- _What is being asked_:
Print the records below exactly as they appear.

- _Material supplied_:

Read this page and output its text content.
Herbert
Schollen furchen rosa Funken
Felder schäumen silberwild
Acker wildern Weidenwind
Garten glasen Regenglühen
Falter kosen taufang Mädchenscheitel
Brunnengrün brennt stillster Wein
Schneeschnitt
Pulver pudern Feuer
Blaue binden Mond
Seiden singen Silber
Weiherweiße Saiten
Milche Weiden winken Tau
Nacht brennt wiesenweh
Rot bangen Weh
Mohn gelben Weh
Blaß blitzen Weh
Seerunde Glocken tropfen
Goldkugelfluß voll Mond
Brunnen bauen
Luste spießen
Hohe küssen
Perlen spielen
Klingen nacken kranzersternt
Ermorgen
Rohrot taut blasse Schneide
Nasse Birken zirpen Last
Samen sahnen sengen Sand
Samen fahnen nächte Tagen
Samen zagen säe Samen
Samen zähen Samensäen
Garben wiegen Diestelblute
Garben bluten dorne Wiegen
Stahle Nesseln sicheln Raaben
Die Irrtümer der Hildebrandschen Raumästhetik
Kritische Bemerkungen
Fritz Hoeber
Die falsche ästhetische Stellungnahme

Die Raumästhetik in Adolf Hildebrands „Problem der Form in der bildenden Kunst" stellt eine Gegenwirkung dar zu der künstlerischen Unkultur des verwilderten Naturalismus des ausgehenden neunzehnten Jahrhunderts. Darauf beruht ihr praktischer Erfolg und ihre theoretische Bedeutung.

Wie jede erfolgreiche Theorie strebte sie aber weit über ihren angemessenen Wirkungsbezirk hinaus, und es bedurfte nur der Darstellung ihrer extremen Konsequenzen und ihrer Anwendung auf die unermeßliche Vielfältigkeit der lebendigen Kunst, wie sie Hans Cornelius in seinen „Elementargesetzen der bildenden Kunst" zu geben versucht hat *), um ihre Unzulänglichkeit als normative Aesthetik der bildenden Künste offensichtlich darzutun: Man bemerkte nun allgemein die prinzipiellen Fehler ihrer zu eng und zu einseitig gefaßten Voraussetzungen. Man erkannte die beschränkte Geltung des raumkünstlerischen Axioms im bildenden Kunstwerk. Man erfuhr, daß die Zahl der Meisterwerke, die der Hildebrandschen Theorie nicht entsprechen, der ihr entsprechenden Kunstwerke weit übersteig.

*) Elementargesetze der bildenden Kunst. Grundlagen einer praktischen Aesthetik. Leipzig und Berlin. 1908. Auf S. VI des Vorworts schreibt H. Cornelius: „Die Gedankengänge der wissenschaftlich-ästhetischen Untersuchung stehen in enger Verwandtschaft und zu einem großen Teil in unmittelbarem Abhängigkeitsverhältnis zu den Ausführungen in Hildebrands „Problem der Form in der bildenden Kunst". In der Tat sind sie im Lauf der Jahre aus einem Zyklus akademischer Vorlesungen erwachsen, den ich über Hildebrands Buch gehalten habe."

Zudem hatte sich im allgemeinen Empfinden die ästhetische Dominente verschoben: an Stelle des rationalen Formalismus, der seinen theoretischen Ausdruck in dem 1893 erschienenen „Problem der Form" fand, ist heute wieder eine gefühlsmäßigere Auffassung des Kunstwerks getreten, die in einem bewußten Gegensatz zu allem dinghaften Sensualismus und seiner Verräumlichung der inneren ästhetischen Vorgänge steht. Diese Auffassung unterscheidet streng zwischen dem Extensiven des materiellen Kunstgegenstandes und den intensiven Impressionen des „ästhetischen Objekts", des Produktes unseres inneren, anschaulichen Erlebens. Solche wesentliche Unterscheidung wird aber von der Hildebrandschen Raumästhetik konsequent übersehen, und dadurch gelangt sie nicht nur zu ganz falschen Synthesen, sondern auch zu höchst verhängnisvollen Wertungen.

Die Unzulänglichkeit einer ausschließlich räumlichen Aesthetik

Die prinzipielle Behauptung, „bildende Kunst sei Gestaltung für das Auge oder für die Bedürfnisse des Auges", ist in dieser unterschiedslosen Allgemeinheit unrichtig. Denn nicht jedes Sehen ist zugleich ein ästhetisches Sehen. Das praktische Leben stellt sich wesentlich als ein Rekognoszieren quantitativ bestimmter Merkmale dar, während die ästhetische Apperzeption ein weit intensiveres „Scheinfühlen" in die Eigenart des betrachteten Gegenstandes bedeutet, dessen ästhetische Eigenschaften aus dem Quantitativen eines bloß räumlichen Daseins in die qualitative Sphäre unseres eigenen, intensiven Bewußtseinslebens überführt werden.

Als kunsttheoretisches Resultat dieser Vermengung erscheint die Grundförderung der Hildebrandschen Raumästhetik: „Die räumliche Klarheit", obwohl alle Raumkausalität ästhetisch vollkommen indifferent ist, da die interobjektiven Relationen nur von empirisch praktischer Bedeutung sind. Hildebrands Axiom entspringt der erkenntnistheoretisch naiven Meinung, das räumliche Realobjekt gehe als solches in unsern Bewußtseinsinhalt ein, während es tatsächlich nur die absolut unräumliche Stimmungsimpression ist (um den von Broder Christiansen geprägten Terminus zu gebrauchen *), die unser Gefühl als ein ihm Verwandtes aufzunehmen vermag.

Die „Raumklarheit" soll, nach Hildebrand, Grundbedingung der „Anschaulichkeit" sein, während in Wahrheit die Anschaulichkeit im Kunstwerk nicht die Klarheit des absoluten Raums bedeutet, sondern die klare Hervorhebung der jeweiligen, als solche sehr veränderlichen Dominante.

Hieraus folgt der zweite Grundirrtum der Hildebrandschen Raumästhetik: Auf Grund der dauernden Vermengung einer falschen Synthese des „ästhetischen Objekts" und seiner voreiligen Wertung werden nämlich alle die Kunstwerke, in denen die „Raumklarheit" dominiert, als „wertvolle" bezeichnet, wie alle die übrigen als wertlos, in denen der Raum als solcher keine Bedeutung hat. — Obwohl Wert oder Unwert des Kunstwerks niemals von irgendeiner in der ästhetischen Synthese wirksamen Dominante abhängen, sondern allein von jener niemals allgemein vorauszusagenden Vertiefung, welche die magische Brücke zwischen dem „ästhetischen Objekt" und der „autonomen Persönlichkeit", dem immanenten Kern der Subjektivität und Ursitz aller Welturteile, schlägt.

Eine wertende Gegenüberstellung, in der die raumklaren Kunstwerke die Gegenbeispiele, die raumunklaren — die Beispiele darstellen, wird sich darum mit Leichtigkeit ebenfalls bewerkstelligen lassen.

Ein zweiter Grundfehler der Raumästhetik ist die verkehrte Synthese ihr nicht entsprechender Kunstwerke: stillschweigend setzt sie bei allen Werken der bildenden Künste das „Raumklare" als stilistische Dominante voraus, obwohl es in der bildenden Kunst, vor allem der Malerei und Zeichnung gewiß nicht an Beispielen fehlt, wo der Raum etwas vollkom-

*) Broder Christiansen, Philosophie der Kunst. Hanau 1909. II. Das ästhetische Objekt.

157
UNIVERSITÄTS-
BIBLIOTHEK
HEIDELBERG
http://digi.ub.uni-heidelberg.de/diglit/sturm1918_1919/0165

- _Output for this exercise_:
Read this page and output its text content.
Herbert
Schollen furchen rosa Funken
Felder schäumen silberwild
Acker wildern Weidenwind
Garten glasen Regenglühen
Falter kosen taufang Mädchenscheitel
Brunnengrün brennt stillster Wein
Schneeschnitt
Pulver pudern Feuer
Blaue binden Mond
Seiden singen Silber
Weiherweiße Saiten
Milche Weiden winken Tau
Nacht brennt wiesenweh
Rot bangen Weh
Mohn gelben Weh
Blaß blitzen Weh
Seerunde Glocken tropfen
Goldkugelfluß voll Mond
Brunnen bauen
Luste spießen
Hohe küssen
Perlen spielen
Klingen nacken kranzersternt
Ermorgen
Rohrot taut blasse Schneide
Nasse Birken zirpen Last
Samen sahnen sengen Sand
Samen fahnen nächte Tagen
Samen zagen säe Samen
Samen zähen Samensäen
Garben wiegen Diestelblute
Garben bluten dorne Wiegen
Stahle Nesseln sicheln Raaben
Die Irrtümer der Hildebrandschen Raumästhetik
Kritische Bemerkungen
Fritz Hoeber
Die falsche ästhetische Stellungnahme

Die Raumästhetik in Adolf Hildebrands „Problem der Form in der bildenden Kunst" stellt eine Gegenwirkung dar zu der künstlerischen Unkultur des verwilderten Naturalismus des ausgehenden neunzehnten Jahrhunderts. Darauf beruht ihr praktischer Erfolg und ihre theoretische Bedeutung.

Wie jede erfolgreiche Theorie strebte sie aber weit über ihren angemessenen Wirkungsbezirk hinaus, und es bedurfte nur der Darstellung ihrer extremen Konsequenzen und ihrer Anwendung auf die unermeßliche Vielfältigkeit der lebendigen Kunst, wie sie Hans Cornelius in seinen „Elementargesetzen der bildenden Kunst" zu geben versucht hat *), um ihre Unzulänglichkeit als normative Aesthetik der bildenden Künste offensichtlich darzutun: Man bemerkte nun allgemein die prinzipiellen Fehler ihrer zu eng und zu einseitig gefaßten Voraussetzungen. Man erkannte die beschränkte Geltung des raumkünstlerischen Axioms im bildenden Kunstwerk. Man erfuhr, daß die Zahl der Meisterwerke, die der Hildebrandschen Theorie nicht entsprechen, der ihr entsprechenden Kunstwerke weit übersteig.

*) Elementargesetze der bildenden Kunst. Grundlagen einer praktischen Aesthetik. Leipzig und Berlin. 1908. Auf S. VI des Vorworts schreibt H. Cornelius: „Die Gedankengänge der wissenschaftlich-ästhetischen Untersuchung stehen in enger Verwandtschaft und zu einem großen Teil in unmittelbarem Abhängigkeitsverhältnis zu den Ausführungen in Hildebrands „Problem der Form in der bildenden Kunst". In der Tat sind sie im Lauf der Jahre aus einem Zyklus akademischer Vorlesungen erwachsen, den ich über Hildebrands Buch gehalten habe."

Zudem hatte sich im allgemeinen Empfinden die ästhetische Dominente verschoben: an Stelle des rationalen Formalismus, der seinen theoretischen Ausdruck in dem 1893 erschienenen „Problem der Form" fand, ist heute wieder eine gefühlsmäßigere Auffassung des Kunstwerks getreten, die in einem bewußten Gegensatz zu allem dinghaften Sensualismus und seiner Verräumlichung der inneren ästhetischen Vorgänge steht. Diese Auffassung unterscheidet streng zwischen dem Extensiven des materiellen Kunstgegenstandes und den intensiven Impressionen des „ästhetischen Objekts", des Produktes unseres inneren, anschaulichen Erlebens. Solche wesentliche Unterscheidung wird aber von der Hildebrandschen Raumästhetik konsequent übersehen, und dadurch gelangt sie nicht nur zu ganz falschen Synthesen, sondern auch zu höchst verhängnisvollen Wertungen.

Die Unzulänglichkeit einer ausschließlich räumlichen Aesthetik

Die prinzipielle Behauptung, „bildende Kunst sei Gestaltung für das Auge oder für die Bedürfnisse des Auges", ist in dieser unterschiedslosen Allgemeinheit unrichtig. Denn nicht jedes Sehen ist zugleich ein ästhetisches Sehen. Das praktische Leben stellt sich wesentlich als ein Rekognoszieren quantitativ bestimmter Merkmale dar, während die ästhetische Apperzeption ein weit intensiveres „Scheinfühlen" in die Eigenart des betrachteten Gegenstandes bedeutet, dessen ästhetische Eigenschaften aus dem Quantitativen eines bloß räumlichen Daseins in die qualitative Sphäre unseres eigenen, intensiven Bewußtseinslebens überführt werden.

Als kunsttheoretisches Resultat dieser Vermengung erscheint die Grundförderung der Hildebrandschen Raumästhetik: „Die räumliche Klarheit", obwohl alle Raumkausalität ästhetisch vollkommen indifferent ist, da die interobjektiven Relationen nur von empirisch praktischer Bedeutung sind. Hildebrands Axiom entspringt der erkenntnistheoretisch naiven Meinung, das räumliche Realobjekt gehe als solches in unsern Bewußtseinsinhalt ein, während es tatsächlich nur die absolut unräumliche Stimmungsimpression ist (um den von Broder Christiansen geprägten Terminus zu gebrauchen *), die unser Gefühl als ein ihm Verwandtes aufzunehmen vermag.

Die „Raumklarheit" soll, nach Hildebrand, Grundbedingung der „Anschaulichkeit" sein, während in Wahrheit die Anschaulichkeit im Kunstwerk nicht die Klarheit des absoluten Raums bedeutet, sondern die klare Hervorhebung der jeweiligen, als solche sehr veränderlichen Dominante.

Hieraus folgt der zweite Grundirrtum der Hildebrandschen Raumästhetik: Auf Grund der dauernden Vermengung einer falschen Synthese des „ästhetischen Objekts" und seiner voreiligen Wertung werden nämlich alle die Kunstwerke, in denen die „Raumklarheit" dominiert, als „wertvolle" bezeichnet, wie alle die übrigen als wertlos, in denen der Raum als solcher keine Bedeutung hat. — Obwohl Wert oder Unwert des Kunstwerks niemals von irgendeiner in der ästhetischen Synthese wirksamen Dominante abhängen, sondern allein von jener niemals allgemein vorauszusagenden Vertiefung, welche die magische Brücke zwischen dem „ästhetischen Objekt" und der „autonomen Persönlichkeit", dem immanenten Kern der Subjektivität und Ursitz aller Welturteile, schlägt.

Eine wertende Gegenüberstellung, in der die raumklaren Kunstwerke die Gegenbeispiele, die raumunklaren — die Beispiele darstellen, wird sich darum mit Leichtigkeit ebenfalls bewerkstelligen lassen.

Ein zweiter Grundfehler der Raumästhetik ist die verkehrte Synthese ihr nicht entsprechender Kunstwerke: stillschweigend setzt sie bei allen Werken der bildenden Künste das „Raumklare" als stilistische Dominante voraus, obwohl es in der bildenden Kunst, vor allem der Malerei und Zeichnung gewiß nicht an Beispielen fehlt, wo der Raum etwas vollkom-

*) Broder Christiansen, Philosophie der Kunst. Hanau 1909. II. Das ästhetische Objekt.

157
UNIVERSITÄTS-
BIBLIOTHEK
HEIDELBERG
http://digi.ub.uni-heidelberg.de/diglit/sturm1918_1919/0165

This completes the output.